--- start of DATA SHOWN ---
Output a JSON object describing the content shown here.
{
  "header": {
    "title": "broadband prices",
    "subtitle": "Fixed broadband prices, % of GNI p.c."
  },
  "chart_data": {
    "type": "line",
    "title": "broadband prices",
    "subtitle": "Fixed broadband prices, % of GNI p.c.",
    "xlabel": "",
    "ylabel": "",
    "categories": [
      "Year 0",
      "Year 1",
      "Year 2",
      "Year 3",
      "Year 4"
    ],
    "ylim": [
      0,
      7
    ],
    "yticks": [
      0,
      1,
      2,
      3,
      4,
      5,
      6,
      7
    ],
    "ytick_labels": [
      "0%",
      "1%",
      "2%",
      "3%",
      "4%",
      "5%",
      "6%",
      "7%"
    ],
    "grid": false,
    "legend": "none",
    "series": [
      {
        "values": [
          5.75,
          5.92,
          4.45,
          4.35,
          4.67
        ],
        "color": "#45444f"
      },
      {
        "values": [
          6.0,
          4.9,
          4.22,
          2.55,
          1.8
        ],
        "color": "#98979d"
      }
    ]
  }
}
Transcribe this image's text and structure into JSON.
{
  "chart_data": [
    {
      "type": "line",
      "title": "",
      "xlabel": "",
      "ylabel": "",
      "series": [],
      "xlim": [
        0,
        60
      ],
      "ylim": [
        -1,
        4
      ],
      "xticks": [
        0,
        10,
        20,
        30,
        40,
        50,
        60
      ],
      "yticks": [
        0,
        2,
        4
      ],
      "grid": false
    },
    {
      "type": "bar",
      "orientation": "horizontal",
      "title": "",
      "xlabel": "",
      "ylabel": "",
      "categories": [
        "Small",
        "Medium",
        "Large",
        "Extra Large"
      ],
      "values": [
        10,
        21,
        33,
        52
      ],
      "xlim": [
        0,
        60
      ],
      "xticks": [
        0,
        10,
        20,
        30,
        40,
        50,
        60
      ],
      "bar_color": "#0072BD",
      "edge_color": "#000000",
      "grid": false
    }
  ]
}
--- end of DATA SHOWN ---
--- start of DATA SHOWN ---
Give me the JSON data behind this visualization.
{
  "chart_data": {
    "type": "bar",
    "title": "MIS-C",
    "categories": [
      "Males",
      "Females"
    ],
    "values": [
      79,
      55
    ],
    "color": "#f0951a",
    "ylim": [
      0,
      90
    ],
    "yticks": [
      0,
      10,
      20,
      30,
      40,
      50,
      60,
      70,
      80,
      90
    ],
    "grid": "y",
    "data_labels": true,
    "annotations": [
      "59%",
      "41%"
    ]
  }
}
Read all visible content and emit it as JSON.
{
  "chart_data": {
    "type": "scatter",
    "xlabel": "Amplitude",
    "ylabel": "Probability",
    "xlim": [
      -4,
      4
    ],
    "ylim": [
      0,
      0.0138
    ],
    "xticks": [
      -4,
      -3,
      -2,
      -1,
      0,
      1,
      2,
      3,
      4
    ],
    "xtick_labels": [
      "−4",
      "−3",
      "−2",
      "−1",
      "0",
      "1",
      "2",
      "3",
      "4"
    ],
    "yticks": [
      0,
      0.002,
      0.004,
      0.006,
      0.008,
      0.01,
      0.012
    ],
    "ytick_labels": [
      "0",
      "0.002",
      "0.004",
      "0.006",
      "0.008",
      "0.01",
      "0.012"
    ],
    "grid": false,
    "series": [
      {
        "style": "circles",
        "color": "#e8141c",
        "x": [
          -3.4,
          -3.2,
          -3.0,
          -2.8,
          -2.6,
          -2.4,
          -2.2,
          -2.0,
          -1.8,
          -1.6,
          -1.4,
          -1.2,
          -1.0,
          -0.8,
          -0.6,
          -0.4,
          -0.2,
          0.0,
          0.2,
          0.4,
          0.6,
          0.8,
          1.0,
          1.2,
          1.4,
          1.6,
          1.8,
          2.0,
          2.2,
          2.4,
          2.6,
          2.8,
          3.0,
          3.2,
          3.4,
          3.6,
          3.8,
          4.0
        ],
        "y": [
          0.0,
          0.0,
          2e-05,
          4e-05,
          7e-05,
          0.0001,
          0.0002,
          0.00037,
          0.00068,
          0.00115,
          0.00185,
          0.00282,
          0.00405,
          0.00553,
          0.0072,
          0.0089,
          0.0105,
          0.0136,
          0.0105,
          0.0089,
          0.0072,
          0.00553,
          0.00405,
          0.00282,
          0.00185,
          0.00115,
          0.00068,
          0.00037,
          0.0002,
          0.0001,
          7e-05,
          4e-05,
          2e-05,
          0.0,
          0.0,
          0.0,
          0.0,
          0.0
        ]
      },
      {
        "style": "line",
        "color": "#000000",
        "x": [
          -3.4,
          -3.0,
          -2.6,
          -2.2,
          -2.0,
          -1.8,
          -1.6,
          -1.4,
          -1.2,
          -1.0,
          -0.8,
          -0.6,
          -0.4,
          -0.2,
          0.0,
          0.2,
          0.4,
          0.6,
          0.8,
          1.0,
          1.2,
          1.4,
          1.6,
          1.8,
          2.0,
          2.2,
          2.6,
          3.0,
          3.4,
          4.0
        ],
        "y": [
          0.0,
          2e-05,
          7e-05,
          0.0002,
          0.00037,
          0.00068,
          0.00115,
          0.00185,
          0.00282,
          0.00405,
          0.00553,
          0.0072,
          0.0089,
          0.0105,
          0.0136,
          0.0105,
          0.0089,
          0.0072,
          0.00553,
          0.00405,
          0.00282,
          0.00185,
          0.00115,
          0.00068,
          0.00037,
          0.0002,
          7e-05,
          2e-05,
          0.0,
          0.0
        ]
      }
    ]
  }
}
--- end of DATA SHOWN ---
--- start of DATA SHOWN ---
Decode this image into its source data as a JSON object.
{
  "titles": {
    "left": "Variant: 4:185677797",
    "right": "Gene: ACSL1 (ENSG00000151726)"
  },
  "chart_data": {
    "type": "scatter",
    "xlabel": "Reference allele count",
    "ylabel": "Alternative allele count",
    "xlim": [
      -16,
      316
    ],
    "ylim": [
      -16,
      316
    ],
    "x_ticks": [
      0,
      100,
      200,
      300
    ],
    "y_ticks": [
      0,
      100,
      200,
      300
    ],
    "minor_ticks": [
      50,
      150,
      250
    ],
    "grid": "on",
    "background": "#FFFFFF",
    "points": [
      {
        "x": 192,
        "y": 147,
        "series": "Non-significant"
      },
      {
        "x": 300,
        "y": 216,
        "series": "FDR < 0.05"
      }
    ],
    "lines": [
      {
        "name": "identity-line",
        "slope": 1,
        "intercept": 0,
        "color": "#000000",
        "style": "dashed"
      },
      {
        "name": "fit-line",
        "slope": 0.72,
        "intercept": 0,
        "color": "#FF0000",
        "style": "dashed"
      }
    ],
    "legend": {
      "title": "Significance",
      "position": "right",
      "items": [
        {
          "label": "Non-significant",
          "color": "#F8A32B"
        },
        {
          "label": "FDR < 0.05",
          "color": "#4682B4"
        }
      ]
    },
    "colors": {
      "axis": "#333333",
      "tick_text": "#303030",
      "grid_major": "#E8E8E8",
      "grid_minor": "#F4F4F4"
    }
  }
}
--- end of DATA SHOWN ---
» **EXERCISE DESCRIPTION**
Provide solely the number of lines in the data that include the word "series".

» **FULL RESPONSE**
5